::: Material provided

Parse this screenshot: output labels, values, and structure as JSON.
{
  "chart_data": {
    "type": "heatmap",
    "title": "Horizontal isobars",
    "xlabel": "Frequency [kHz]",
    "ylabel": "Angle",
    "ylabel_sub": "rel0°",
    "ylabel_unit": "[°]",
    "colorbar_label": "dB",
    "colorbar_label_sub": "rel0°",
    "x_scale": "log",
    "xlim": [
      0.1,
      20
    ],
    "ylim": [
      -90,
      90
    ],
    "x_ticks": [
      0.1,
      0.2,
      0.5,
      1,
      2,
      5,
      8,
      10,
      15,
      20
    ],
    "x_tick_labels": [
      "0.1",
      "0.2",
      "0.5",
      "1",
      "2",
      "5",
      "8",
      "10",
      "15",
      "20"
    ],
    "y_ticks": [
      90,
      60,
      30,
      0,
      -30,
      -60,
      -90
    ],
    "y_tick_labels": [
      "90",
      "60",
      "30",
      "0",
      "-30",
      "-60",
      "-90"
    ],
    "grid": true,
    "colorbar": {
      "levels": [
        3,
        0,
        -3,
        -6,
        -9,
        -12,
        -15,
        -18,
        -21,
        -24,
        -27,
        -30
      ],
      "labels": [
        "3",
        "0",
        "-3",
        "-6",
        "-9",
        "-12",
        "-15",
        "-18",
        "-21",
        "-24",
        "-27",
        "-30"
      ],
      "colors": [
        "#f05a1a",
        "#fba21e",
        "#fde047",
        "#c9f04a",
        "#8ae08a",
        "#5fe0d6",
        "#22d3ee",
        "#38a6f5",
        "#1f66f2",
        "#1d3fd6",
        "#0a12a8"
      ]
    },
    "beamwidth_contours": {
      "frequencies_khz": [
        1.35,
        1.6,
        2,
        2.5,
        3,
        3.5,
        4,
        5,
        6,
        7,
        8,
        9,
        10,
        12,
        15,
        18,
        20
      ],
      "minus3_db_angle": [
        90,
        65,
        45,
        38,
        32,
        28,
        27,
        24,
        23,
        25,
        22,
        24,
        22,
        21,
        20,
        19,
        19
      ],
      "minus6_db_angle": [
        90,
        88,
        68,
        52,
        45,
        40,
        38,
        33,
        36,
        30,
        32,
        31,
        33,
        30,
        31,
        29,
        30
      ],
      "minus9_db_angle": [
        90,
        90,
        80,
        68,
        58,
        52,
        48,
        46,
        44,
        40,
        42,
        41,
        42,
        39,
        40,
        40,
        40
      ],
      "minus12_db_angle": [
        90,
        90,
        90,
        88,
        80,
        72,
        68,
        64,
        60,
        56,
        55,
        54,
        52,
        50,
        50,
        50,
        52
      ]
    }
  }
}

::::::

_Written problem_.
Print out the whole listing exactly as it appears.

_Response to this task_.
Parse this screenshot: output labels, values, and structure as JSON.
{
  "chart_data": {
    "type": "heatmap",
    "title": "Horizontal isobars",
    "xlabel": "Frequency [kHz]",
    "ylabel": "Angle",
    "ylabel_sub": "rel0°",
    "ylabel_unit": "[°]",
    "colorbar_label": "dB",
    "colorbar_label_sub": "rel0°",
    "x_scale": "log",
    "xlim": [
      0.1,
      20
    ],
    "ylim": [
      -90,
      90
    ],
    "x_ticks": [
      0.1,
      0.2,
      0.5,
      1,
      2,
      5,
      8,
      10,
      15,
      20
    ],
    "x_tick_labels": [
      "0.1",
      "0.2",
      "0.5",
      "1",
      "2",
      "5",
      "8",
      "10",
      "15",
      "20"
    ],
    "y_ticks": [
      90,
      60,
      30,
      0,
      -30,
      -60,
      -90
    ],
    "y_tick_labels": [
      "90",
      "60",
      "30",
      "0",
      "-30",
      "-60",
      "-90"
    ],
    "grid": true,
    "colorbar": {
      "levels": [
        3,
        0,
        -3,
        -6,
        -9,
        -12,
        -15,
        -18,
        -21,
        -24,
        -27,
        -30
      ],
      "labels": [
        "3",
        "0",
        "-3",
        "-6",
        "-9",
        "-12",
        "-15",
        "-18",
        "-21",
        "-24",
        "-27",
        "-30"
      ],
      "colors": [
        "#f05a1a",
        "#fba21e",
        "#fde047",
        "#c9f04a",
        "#8ae08a",
        "#5fe0d6",
        "#22d3ee",
        "#38a6f5",
        "#1f66f2",
        "#1d3fd6",
        "#0a12a8"
      ]
    },
    "beamwidth_contours": {
      "frequencies_khz": [
        1.35,
        1.6,
        2,
        2.5,
        3,
        3.5,
        4,
        5,
        6,
        7,
        8,
        9,
        10,
        12,
        15,
        18,
        20
      ],
      "minus3_db_angle": [
        90,
        65,
        45,
        38,
        32,
        28,
        27,
        24,
        23,
        25,
        22,
        24,
        22,
        21,
        20,
        19,
        19
      ],
      "minus6_db_angle": [
        90,
        88,
        68,
        52,
        45,
        40,
        38,
        33,
        36,
        30,
        32,
        31,
        33,
        30,
        31,
        29,
        30
      ],
      "minus9_db_angle": [
        90,
        90,
        80,
        68,
        58,
        52,
        48,
        46,
        44,
        40,
        42,
        41,
        42,
        39,
        40,
        40,
        40
      ],
      "minus12_db_angle": [
        90,
        90,
        90,
        88,
        80,
        72,
        68,
        64,
        60,
        56,
        55,
        54,
        52,
        50,
        50,
        50,
        52
      ]
    }
  }
}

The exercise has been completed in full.